Requirements:
Scan the entries below. List each line with "this".

Input records:
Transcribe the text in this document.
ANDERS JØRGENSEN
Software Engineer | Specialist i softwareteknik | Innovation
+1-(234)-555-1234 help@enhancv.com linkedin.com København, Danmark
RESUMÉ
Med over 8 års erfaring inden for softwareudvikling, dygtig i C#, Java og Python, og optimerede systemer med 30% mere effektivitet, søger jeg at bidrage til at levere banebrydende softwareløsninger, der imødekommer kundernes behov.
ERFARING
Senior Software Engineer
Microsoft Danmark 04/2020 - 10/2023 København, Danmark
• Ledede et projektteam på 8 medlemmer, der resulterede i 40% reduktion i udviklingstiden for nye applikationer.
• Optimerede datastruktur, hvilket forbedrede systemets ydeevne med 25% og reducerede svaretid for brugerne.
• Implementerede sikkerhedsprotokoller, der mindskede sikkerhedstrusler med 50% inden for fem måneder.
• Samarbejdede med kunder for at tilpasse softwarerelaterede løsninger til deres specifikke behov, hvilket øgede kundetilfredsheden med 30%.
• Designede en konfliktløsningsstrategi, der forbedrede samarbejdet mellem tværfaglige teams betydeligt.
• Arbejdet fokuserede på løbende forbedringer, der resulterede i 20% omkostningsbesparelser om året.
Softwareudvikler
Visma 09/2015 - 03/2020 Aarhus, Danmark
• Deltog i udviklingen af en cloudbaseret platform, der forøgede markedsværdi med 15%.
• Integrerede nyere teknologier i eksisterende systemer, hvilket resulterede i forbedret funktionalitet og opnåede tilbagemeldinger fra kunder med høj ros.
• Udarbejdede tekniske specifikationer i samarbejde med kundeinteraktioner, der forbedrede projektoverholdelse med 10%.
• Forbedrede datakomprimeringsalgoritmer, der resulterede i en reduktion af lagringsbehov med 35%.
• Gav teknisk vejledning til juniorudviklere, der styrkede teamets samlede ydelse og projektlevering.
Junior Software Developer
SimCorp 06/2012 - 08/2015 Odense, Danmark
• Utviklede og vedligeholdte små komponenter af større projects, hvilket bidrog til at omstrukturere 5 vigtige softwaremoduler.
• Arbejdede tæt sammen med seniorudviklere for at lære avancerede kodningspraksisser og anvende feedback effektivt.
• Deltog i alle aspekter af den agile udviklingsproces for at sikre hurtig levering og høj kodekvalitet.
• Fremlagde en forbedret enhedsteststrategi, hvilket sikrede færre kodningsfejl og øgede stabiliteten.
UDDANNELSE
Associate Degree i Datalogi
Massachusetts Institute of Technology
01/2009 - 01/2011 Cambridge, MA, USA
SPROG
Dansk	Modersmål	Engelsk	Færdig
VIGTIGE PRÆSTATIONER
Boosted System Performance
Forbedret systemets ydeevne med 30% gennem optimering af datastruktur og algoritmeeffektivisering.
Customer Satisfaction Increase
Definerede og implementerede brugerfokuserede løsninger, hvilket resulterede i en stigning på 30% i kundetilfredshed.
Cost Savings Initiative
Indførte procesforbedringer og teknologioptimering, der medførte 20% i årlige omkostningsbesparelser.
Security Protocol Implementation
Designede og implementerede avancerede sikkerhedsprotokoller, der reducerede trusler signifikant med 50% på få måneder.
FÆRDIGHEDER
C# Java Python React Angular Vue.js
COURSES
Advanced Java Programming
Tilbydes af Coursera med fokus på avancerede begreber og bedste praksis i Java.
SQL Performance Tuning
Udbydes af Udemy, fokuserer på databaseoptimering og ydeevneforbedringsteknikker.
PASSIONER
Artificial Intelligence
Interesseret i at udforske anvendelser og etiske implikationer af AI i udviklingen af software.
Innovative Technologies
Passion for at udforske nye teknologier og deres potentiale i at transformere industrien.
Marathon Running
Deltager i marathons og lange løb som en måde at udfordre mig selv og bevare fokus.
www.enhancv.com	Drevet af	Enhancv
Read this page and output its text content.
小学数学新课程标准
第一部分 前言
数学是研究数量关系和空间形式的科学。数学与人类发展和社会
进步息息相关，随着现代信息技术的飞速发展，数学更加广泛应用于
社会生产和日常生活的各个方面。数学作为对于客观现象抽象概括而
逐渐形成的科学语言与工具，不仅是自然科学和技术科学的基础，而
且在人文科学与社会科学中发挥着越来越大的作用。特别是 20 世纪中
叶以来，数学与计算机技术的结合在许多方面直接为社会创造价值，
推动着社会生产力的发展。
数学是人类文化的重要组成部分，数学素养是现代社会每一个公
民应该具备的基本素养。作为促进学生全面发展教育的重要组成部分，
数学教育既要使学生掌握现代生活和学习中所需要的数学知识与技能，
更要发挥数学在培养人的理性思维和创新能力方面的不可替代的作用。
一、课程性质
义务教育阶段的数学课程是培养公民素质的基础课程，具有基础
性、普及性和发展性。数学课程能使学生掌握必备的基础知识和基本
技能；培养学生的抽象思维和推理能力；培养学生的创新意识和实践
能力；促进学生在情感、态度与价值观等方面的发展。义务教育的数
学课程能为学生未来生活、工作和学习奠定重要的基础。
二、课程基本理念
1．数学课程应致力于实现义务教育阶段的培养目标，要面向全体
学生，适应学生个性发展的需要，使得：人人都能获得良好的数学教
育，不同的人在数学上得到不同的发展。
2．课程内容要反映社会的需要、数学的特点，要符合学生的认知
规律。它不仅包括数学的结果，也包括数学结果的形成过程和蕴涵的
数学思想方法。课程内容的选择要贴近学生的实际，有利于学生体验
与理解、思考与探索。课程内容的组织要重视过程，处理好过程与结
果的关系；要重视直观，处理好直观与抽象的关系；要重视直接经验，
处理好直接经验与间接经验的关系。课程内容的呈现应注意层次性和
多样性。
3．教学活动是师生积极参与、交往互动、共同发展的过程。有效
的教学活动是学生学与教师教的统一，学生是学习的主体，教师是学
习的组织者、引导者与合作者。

Expected answer:
Transcribe the text in this document.
Read this page and output its text content.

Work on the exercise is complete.